Dataset excerpt:
= = = = =

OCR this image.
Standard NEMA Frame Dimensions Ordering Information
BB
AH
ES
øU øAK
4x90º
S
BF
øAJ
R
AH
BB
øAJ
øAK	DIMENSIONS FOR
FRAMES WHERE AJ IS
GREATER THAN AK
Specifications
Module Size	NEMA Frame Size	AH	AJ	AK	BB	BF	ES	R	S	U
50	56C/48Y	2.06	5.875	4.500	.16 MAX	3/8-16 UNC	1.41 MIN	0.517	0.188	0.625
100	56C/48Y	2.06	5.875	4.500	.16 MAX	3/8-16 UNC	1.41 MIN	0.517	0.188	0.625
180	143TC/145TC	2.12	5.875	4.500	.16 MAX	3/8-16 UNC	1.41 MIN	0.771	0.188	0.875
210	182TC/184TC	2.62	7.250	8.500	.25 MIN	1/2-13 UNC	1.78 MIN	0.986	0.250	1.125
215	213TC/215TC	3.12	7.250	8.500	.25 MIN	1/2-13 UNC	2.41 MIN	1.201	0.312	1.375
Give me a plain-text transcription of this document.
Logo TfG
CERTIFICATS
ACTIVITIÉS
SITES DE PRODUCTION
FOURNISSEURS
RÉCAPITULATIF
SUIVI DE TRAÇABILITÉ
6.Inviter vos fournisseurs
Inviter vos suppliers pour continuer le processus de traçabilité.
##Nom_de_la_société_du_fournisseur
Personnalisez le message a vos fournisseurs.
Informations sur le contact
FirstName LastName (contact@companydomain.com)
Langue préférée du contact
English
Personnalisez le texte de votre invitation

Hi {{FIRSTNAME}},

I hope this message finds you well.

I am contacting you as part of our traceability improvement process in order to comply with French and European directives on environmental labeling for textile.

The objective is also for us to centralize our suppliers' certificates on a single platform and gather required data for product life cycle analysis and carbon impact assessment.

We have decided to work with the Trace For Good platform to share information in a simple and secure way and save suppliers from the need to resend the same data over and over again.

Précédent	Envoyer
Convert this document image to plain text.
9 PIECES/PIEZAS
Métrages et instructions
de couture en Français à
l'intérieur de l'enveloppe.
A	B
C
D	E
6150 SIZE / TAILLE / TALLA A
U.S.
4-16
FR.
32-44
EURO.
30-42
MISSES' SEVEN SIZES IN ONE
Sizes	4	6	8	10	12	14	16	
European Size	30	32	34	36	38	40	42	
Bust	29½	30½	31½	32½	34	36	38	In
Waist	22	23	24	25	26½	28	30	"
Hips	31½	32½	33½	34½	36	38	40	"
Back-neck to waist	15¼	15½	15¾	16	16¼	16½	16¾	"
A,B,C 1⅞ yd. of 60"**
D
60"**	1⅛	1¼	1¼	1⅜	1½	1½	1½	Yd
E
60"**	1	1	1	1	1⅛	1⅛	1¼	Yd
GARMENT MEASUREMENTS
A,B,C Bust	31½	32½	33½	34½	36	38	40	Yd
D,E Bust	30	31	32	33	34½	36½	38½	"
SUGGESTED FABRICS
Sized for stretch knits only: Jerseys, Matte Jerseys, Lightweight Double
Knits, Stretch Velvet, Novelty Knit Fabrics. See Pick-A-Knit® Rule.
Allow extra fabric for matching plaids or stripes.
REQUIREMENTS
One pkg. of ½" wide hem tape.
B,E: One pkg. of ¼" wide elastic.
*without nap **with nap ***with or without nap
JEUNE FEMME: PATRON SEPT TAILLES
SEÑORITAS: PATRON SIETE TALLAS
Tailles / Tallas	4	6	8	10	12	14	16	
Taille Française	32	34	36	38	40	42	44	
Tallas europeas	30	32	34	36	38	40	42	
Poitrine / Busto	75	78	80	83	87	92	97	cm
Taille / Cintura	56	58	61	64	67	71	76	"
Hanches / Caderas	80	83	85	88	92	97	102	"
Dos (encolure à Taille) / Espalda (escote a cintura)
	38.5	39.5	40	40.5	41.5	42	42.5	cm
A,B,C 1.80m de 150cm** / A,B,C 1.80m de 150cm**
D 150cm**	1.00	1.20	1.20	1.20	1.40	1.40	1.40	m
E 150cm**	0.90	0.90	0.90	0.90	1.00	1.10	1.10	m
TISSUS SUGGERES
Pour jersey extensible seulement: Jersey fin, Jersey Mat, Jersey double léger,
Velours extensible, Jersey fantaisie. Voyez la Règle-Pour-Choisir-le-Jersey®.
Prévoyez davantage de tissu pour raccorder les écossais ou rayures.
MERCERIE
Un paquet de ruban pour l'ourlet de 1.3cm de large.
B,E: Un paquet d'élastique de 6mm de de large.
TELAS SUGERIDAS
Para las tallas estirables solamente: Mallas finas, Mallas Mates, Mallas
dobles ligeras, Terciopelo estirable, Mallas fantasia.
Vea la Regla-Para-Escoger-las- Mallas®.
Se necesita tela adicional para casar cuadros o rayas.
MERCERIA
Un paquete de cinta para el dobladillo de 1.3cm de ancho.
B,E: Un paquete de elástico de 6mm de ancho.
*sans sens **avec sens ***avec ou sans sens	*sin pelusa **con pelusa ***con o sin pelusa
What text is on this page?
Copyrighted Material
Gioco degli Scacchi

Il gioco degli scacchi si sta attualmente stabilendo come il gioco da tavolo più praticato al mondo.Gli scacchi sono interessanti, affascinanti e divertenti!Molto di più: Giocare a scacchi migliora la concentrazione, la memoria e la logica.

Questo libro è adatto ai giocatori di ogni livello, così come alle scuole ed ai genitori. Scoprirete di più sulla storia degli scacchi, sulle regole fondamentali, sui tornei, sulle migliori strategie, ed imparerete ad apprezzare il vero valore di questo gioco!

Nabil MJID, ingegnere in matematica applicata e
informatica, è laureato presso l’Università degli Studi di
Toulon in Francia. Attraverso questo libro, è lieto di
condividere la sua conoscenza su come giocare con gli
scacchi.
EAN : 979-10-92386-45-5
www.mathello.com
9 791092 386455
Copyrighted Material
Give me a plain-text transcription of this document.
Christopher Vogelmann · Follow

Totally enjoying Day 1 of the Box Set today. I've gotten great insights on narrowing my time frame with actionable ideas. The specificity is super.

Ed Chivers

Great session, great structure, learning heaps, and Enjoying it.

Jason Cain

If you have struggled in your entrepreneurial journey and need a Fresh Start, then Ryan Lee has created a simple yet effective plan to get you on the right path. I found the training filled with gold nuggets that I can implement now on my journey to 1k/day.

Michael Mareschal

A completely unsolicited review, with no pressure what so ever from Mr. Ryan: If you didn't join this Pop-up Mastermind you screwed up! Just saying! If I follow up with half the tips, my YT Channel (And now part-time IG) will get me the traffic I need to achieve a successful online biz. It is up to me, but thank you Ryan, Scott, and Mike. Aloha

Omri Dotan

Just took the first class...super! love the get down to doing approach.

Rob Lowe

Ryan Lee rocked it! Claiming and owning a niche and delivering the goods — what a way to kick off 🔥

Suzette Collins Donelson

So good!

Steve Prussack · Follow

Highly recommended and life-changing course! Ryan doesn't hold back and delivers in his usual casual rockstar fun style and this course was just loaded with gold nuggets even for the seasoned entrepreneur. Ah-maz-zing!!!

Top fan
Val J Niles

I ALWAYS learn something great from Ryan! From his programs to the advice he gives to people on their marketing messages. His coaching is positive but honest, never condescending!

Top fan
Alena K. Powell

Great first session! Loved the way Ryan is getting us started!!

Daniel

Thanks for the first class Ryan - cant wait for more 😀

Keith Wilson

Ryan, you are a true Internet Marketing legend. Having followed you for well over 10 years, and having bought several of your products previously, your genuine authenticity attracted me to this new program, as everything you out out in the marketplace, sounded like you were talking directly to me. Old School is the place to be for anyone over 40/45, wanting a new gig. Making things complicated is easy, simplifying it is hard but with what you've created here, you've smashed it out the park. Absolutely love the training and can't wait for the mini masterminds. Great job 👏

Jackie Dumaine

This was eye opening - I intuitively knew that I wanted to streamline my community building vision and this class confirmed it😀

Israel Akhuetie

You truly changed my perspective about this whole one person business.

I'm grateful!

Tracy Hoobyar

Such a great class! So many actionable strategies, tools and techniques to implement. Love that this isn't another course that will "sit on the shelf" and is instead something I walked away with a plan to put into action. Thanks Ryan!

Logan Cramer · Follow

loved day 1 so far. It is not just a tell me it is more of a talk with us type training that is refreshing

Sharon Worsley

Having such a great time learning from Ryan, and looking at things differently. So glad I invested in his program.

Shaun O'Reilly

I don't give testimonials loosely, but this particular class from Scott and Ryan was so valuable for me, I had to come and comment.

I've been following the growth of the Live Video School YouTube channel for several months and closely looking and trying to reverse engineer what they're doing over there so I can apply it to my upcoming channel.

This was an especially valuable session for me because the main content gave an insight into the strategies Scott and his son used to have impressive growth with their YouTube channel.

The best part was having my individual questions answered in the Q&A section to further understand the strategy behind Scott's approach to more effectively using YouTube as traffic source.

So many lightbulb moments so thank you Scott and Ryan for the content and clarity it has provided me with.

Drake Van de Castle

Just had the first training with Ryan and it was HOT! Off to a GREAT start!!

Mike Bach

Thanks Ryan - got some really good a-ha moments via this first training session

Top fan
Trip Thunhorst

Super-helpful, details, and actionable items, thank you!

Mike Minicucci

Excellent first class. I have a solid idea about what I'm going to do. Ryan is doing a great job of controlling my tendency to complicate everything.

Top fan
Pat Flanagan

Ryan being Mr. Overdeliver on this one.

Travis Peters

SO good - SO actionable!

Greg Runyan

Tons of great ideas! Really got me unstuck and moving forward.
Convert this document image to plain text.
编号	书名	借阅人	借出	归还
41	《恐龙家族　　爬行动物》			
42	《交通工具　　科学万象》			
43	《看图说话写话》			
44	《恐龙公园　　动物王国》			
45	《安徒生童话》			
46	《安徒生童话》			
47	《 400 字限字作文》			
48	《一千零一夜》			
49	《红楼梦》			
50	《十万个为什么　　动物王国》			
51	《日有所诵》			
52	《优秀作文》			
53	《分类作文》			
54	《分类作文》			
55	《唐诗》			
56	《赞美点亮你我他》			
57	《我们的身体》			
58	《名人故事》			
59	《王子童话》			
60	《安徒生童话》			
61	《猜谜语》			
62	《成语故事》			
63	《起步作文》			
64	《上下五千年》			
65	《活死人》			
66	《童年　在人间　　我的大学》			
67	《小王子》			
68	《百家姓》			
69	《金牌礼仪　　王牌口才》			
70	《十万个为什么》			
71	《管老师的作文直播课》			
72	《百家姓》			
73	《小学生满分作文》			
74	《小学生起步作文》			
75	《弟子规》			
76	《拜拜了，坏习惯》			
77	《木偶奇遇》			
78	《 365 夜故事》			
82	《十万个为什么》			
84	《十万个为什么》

= = = = =

What is expected: Copy out each line of the entries that holds "into".

Expected answer:
Such a great class! So many actionable strategies, tools and techniques to implement. Love that this isn't another course that will "sit on the shelf" and is instead something I walked away with a plan to put into action. Thanks Ryan!
This was an especially valuable session for me because the main content gave an insight into the strategies Scott and his son used to have impressive growth with their YouTube channel.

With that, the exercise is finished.